=== Dataset content ===

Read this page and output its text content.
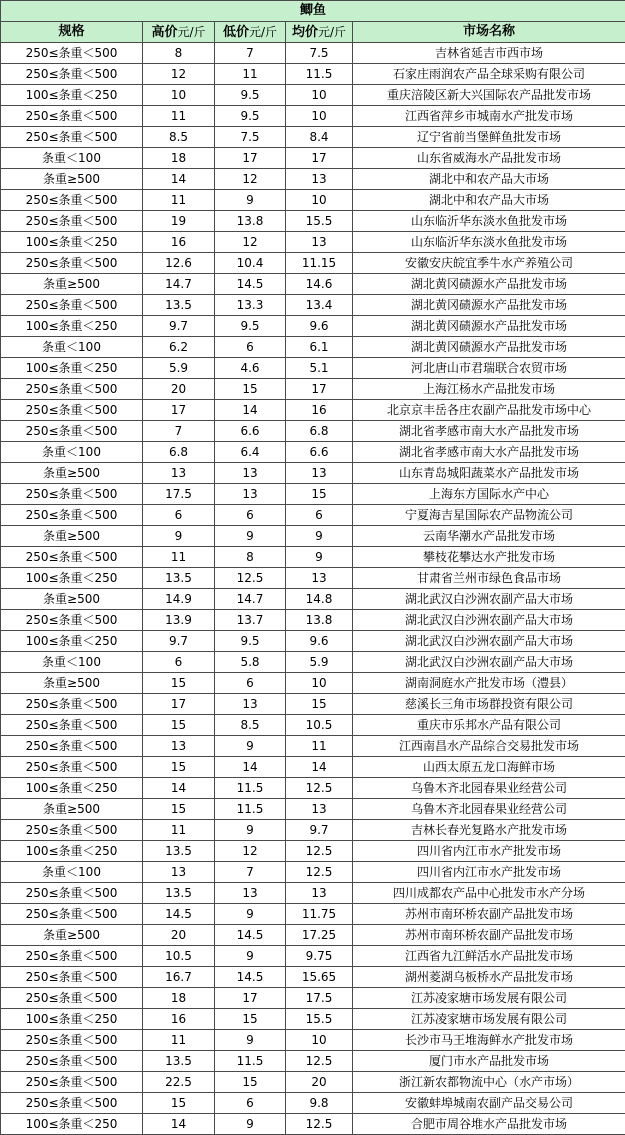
鲫鱼				
规格	高价元/斤	低价元/斤	均价元/斤	市场名称
250≤条重＜500	8	7	7.5	吉林省延吉市西市场
250≤条重＜500	12	11	11.5	石家庄雨润农产品全球采购有限公司
100≤条重＜250	10	9.5	10	重庆涪陵区新大兴国际农产品批发市场
250≤条重＜500	11	9.5	10	江西省萍乡市城南水产批发市场
250≤条重＜500	8.5	7.5	8.4	辽宁省前当堡鲜鱼批发市场
条重＜100	18	17	17	山东省威海水产品批发市场
条重≥500	14	12	13	湖北中和农产品大市场
250≤条重＜500	11	9	10	湖北中和农产品大市场
250≤条重＜500	19	13.8	15.5	山东临沂华东淡水鱼批发市场
100≤条重＜250	16	12	13	山东临沂华东淡水鱼批发市场
250≤条重＜500	12.6	10.4	11.15	安徽安庆皖宜季牛水产养殖公司
条重≥500	14.7	14.5	14.6	湖北黄冈碛源水产品批发市场
250≤条重＜500	13.5	13.3	13.4	湖北黄冈碛源水产品批发市场
100≤条重＜250	9.7	9.5	9.6	湖北黄冈碛源水产品批发市场
条重＜100	6.2	6	6.1	湖北黄冈碛源水产品批发市场
100≤条重＜250	5.9	4.6	5.1	河北唐山市君瑞联合农贸市场
250≤条重＜500	20	15	17	上海江杨水产品批发市场
250≤条重＜500	17	14	16	北京京丰岳各庄农副产品批发市场中心
250≤条重＜500	7	6.6	6.8	湖北省孝感市南大水产品批发市场
条重＜100	6.8	6.4	6.6	湖北省孝感市南大水产品批发市场
条重≥500	13	13	13	山东青岛城阳蔬菜水产品批发市场
250≤条重＜500	17.5	13	15	上海东方国际水产中心
250≤条重＜500	6	6	6	宁夏海吉星国际农产品物流公司
条重≥500	9	9	9	云南华潮水产品批发市场
250≤条重＜500	11	8	9	攀枝花攀达水产批发市场
100≤条重＜250	13.5	12.5	13	甘肃省兰州市绿色食品市场
条重≥500	14.9	14.7	14.8	湖北武汉白沙洲农副产品大市场
250≤条重＜500	13.9	13.7	13.8	湖北武汉白沙洲农副产品大市场
100≤条重＜250	9.7	9.5	9.6	湖北武汉白沙洲农副产品大市场
条重＜100	6	5.8	5.9	湖北武汉白沙洲农副产品大市场
条重≥500	15	6	10	湖南洞庭水产批发市场（澧县）
250≤条重＜500	17	13	15	慈溪长三角市场群投资有限公司
250≤条重＜500	15	8.5	10.5	重庆市乐邦水产品有限公司
250≤条重＜500	13	9	11	江西南昌水产品综合交易批发市场
250≤条重＜500	15	14	14	山西太原五龙口海鲜市场
100≤条重＜250	14	11.5	12.5	乌鲁木齐北园春果业经营公司
条重≥500	15	11.5	13	乌鲁木齐北园春果业经营公司
250≤条重＜500	11	9	9.7	吉林长春光复路水产批发市场
100≤条重＜250	13.5	12	12.5	四川省内江市水产批发市场
条重＜100	13	7	12.5	四川省内江市水产批发市场
250≤条重＜500	13.5	13	13	四川成都农产品中心批发市水产分场
250≤条重＜500	14.5	9	11.75	苏州市南环桥农副产品批发市场
条重≥500	20	14.5	17.25	苏州市南环桥农副产品批发市场
250≤条重＜500	10.5	9	9.75	江西省九江鲜活水产品批发市场
250≤条重＜500	16.7	14.5	15.65	湖州菱湖乌板桥水产品批发市场
250≤条重＜500	18	17	17.5	江苏凌家塘市场发展有限公司
100≤条重＜250	16	15	15.5	江苏凌家塘市场发展有限公司
250≤条重＜500	11	9	10	长沙市马王堆海鲜水产批发市场
250≤条重＜500	13.5	11.5	12.5	厦门市水产品批发市场
250≤条重＜500	22.5	15	20	浙江新农都物流中心（水产市场）
250≤条重＜500	15	6	9.8	安徽蚌埠城南农副产品交易公司
100≤条重＜250	14	9	12.5	合肥市周谷堆水产品批发市场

===

Your task:
Sift through the entries and copy every line with "湖北武汉白沙洲农副产品大市场".

Correct response:
条重≥500	14.9	14.7	14.8	湖北武汉白沙洲农副产品大市场
250≤条重＜500	13.9	13.7	13.8	湖北武汉白沙洲农副产品大市场
100≤条重＜250	9.7	9.5	9.6	湖北武汉白沙洲农副产品大市场
条重＜100	6	5.8	5.9	湖北武汉白沙洲农副产品大市场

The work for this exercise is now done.